## WRITTEN TASK
Of the lines in the entries, how many hold the word "India"? Give that number alone.

## Collected data
* * * * * * * * *

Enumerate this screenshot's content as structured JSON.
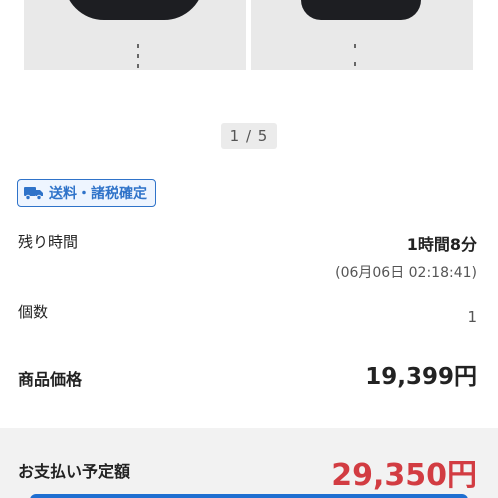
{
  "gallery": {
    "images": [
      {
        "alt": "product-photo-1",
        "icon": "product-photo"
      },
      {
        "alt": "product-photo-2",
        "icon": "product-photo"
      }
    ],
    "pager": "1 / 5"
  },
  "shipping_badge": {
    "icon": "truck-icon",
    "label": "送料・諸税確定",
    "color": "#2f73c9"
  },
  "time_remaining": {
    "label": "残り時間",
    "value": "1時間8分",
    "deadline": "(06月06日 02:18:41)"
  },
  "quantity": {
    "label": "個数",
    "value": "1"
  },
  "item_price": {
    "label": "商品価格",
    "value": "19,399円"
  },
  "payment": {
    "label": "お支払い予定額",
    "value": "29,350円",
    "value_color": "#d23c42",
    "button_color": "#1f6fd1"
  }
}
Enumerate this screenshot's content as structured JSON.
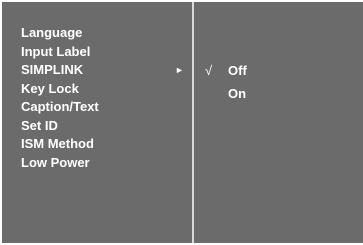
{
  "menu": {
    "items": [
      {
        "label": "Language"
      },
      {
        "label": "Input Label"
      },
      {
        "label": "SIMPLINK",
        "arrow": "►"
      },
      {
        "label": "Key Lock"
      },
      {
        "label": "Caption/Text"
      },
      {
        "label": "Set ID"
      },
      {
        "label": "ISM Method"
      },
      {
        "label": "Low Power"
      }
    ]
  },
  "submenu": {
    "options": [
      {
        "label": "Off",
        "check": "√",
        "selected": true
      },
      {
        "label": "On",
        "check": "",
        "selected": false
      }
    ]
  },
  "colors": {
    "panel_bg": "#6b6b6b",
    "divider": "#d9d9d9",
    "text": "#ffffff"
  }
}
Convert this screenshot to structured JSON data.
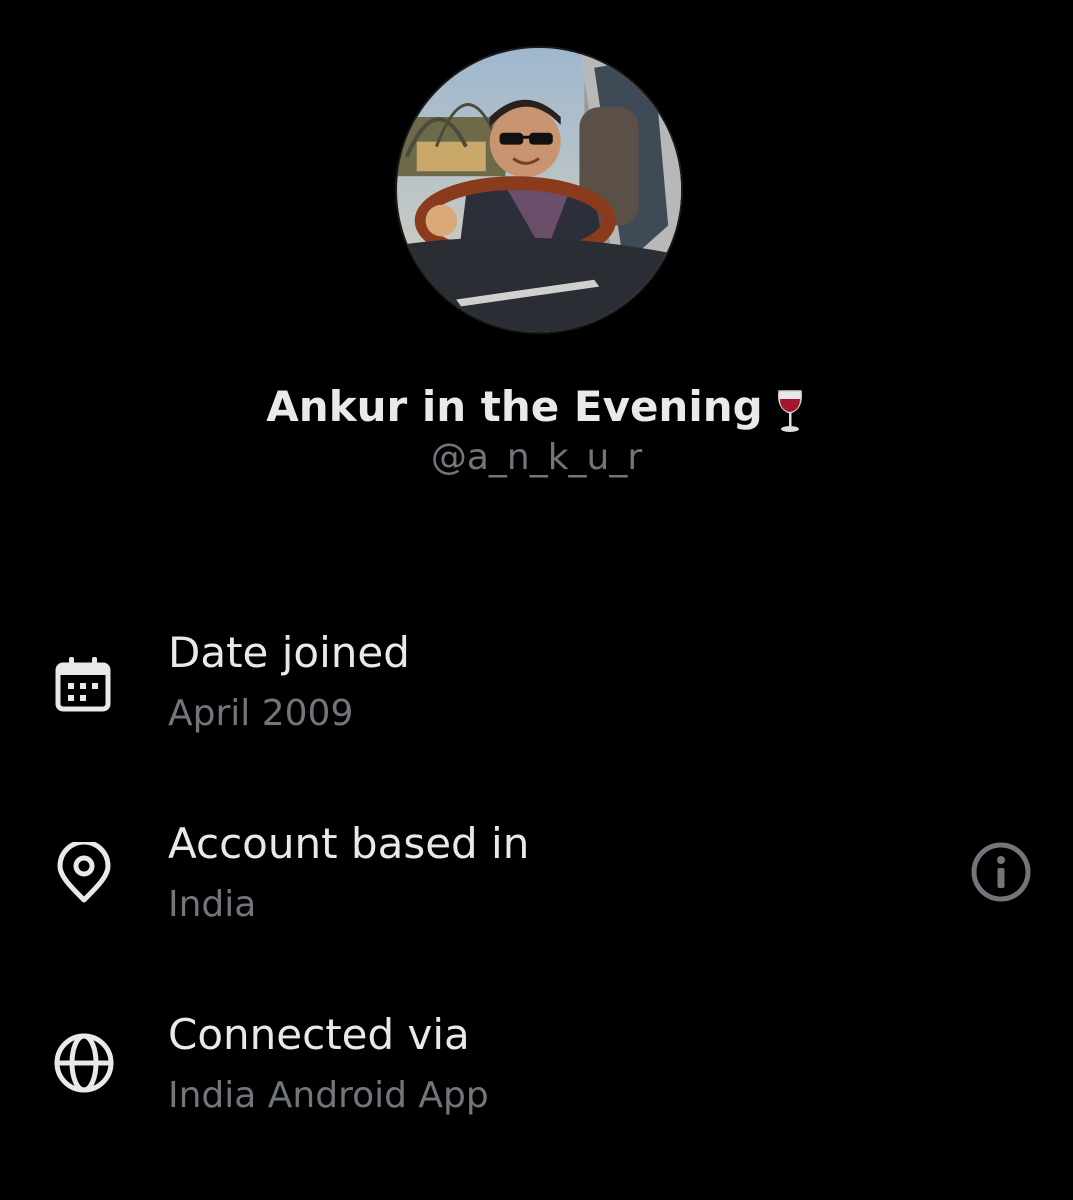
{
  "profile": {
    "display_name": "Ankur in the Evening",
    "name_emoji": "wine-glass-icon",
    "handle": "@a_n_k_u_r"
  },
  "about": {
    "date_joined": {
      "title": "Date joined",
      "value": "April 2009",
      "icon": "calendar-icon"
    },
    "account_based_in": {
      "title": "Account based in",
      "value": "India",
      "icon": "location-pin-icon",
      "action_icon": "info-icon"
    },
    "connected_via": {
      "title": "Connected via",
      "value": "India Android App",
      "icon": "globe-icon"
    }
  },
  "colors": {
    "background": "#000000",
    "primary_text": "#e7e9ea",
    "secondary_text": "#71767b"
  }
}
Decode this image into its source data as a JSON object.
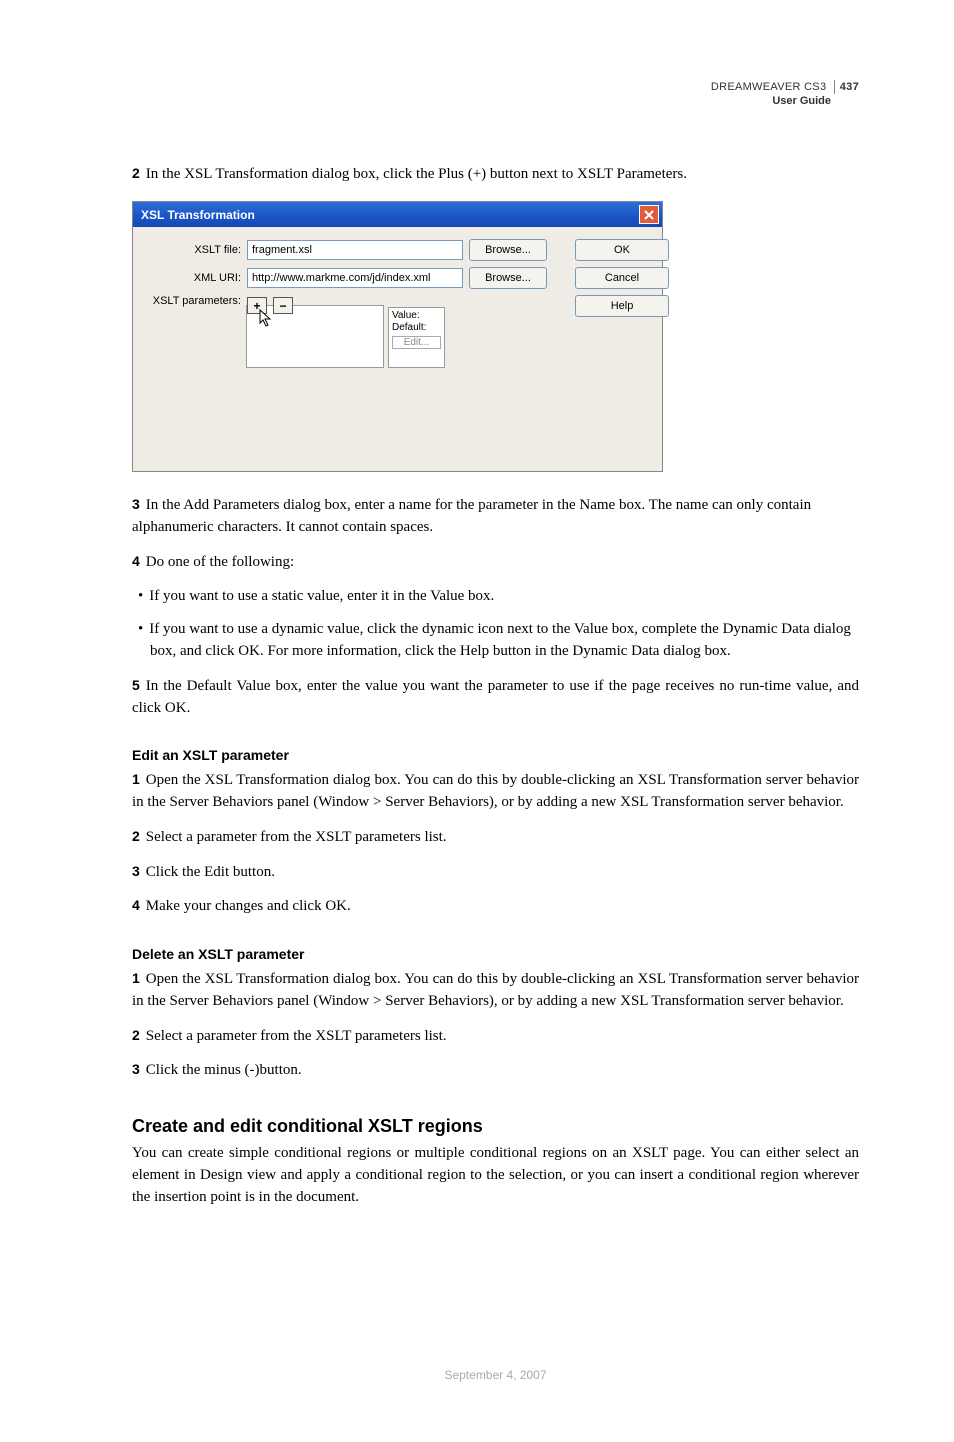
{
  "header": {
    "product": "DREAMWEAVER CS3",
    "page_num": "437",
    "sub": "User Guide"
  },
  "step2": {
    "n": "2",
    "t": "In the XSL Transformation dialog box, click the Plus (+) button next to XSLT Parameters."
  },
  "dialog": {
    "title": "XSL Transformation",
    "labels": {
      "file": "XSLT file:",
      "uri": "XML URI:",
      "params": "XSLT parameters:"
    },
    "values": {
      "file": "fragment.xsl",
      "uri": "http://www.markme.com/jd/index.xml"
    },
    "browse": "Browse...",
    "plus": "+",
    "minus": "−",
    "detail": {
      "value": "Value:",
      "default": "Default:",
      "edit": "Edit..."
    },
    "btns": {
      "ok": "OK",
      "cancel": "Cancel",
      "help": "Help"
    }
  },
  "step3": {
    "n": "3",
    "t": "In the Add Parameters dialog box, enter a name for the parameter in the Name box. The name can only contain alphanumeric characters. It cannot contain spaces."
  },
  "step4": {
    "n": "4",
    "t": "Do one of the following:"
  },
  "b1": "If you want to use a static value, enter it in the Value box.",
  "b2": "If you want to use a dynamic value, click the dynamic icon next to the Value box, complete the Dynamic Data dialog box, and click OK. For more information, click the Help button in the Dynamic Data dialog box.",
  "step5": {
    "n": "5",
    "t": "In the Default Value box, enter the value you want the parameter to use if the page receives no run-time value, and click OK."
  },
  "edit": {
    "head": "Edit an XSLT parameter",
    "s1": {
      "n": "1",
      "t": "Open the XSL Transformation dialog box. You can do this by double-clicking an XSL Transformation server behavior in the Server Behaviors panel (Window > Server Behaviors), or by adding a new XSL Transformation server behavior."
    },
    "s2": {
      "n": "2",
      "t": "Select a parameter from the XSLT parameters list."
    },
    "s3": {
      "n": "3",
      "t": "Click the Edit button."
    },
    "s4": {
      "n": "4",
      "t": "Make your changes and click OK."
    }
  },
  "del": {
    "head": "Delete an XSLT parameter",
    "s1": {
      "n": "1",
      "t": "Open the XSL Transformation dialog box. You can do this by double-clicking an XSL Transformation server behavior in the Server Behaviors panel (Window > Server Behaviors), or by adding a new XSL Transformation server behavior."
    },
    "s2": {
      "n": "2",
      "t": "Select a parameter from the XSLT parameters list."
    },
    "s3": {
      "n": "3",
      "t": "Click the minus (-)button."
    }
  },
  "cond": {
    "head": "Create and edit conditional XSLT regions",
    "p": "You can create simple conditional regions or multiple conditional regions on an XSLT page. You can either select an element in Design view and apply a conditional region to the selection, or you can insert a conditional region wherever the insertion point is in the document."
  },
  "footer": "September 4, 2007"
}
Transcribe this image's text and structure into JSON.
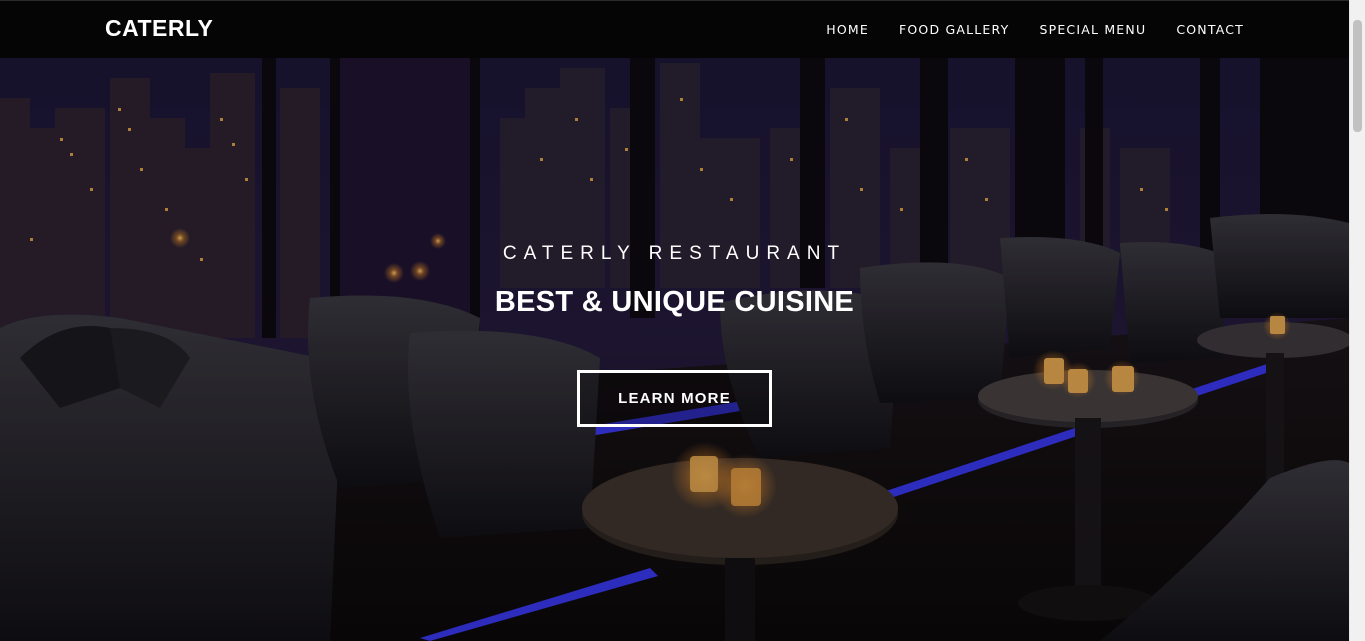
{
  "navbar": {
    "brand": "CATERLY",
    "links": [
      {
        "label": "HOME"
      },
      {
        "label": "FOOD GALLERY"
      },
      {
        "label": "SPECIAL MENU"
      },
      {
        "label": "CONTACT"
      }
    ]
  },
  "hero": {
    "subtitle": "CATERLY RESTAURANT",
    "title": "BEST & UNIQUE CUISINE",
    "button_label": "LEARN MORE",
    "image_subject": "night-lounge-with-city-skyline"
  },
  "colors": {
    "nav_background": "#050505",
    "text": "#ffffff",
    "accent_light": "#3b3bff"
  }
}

* * * * * * * * *

## SOLUTION TO THIS EXERCISE
2